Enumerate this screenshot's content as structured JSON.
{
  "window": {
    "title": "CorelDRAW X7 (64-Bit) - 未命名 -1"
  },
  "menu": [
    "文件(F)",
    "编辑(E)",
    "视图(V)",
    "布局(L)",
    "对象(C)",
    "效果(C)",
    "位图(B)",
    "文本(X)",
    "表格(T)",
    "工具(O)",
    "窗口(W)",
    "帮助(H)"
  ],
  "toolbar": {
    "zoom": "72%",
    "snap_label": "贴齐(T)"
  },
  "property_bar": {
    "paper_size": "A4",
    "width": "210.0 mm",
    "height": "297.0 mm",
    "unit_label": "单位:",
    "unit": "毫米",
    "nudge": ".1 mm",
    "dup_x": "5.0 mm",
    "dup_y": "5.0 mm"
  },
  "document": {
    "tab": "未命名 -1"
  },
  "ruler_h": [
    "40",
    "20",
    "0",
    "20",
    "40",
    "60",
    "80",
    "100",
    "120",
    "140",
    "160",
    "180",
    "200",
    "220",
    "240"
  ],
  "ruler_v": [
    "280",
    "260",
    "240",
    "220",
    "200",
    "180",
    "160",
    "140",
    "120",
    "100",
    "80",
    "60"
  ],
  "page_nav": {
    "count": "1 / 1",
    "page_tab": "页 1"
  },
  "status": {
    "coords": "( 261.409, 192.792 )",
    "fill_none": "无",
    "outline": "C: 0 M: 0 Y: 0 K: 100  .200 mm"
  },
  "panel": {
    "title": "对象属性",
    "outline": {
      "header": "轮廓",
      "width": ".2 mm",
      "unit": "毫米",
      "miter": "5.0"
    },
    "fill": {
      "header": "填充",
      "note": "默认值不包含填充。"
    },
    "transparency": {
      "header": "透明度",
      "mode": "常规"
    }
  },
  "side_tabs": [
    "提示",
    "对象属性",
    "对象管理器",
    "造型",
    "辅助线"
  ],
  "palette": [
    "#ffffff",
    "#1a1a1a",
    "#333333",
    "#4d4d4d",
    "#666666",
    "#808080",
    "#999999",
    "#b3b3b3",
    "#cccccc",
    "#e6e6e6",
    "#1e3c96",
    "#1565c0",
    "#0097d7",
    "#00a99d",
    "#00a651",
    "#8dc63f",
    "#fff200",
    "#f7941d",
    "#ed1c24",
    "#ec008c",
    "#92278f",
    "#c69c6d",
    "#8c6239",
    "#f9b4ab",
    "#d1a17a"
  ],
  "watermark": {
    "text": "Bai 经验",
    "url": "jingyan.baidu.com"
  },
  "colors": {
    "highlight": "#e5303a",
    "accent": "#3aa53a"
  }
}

******

__Problem to work on__: All of the material must be reproduced exactly.

__Written solution__:
Enumerate this screenshot's content as structured JSON.
{
  "window": {
    "title": "CorelDRAW X7 (64-Bit) - 未命名 -1"
  },
  "menu": [
    "文件(F)",
    "编辑(E)",
    "视图(V)",
    "布局(L)",
    "对象(C)",
    "效果(C)",
    "位图(B)",
    "文本(X)",
    "表格(T)",
    "工具(O)",
    "窗口(W)",
    "帮助(H)"
  ],
  "toolbar": {
    "zoom": "72%",
    "snap_label": "贴齐(T)"
  },
  "property_bar": {
    "paper_size": "A4",
    "width": "210.0 mm",
    "height": "297.0 mm",
    "unit_label": "单位:",
    "unit": "毫米",
    "nudge": ".1 mm",
    "dup_x": "5.0 mm",
    "dup_y": "5.0 mm"
  },
  "document": {
    "tab": "未命名 -1"
  },
  "ruler_h": [
    "40",
    "20",
    "0",
    "20",
    "40",
    "60",
    "80",
    "100",
    "120",
    "140",
    "160",
    "180",
    "200",
    "220",
    "240"
  ],
  "ruler_v": [
    "280",
    "260",
    "240",
    "220",
    "200",
    "180",
    "160",
    "140",
    "120",
    "100",
    "80",
    "60"
  ],
  "page_nav": {
    "count": "1 / 1",
    "page_tab": "页 1"
  },
  "status": {
    "coords": "( 261.409, 192.792 )",
    "fill_none": "无",
    "outline": "C: 0 M: 0 Y: 0 K: 100  .200 mm"
  },
  "panel": {
    "title": "对象属性",
    "outline": {
      "header": "轮廓",
      "width": ".2 mm",
      "unit": "毫米",
      "miter": "5.0"
    },
    "fill": {
      "header": "填充",
      "note": "默认值不包含填充。"
    },
    "transparency": {
      "header": "透明度",
      "mode": "常规"
    }
  },
  "side_tabs": [
    "提示",
    "对象属性",
    "对象管理器",
    "造型",
    "辅助线"
  ],
  "palette": [
    "#ffffff",
    "#1a1a1a",
    "#333333",
    "#4d4d4d",
    "#666666",
    "#808080",
    "#999999",
    "#b3b3b3",
    "#cccccc",
    "#e6e6e6",
    "#1e3c96",
    "#1565c0",
    "#0097d7",
    "#00a99d",
    "#00a651",
    "#8dc63f",
    "#fff200",
    "#f7941d",
    "#ed1c24",
    "#ec008c",
    "#92278f",
    "#c69c6d",
    "#8c6239",
    "#f9b4ab",
    "#d1a17a"
  ],
  "watermark": {
    "text": "Bai 经验",
    "url": "jingyan.baidu.com"
  },
  "colors": {
    "highlight": "#e5303a",
    "accent": "#3aa53a"
  }
}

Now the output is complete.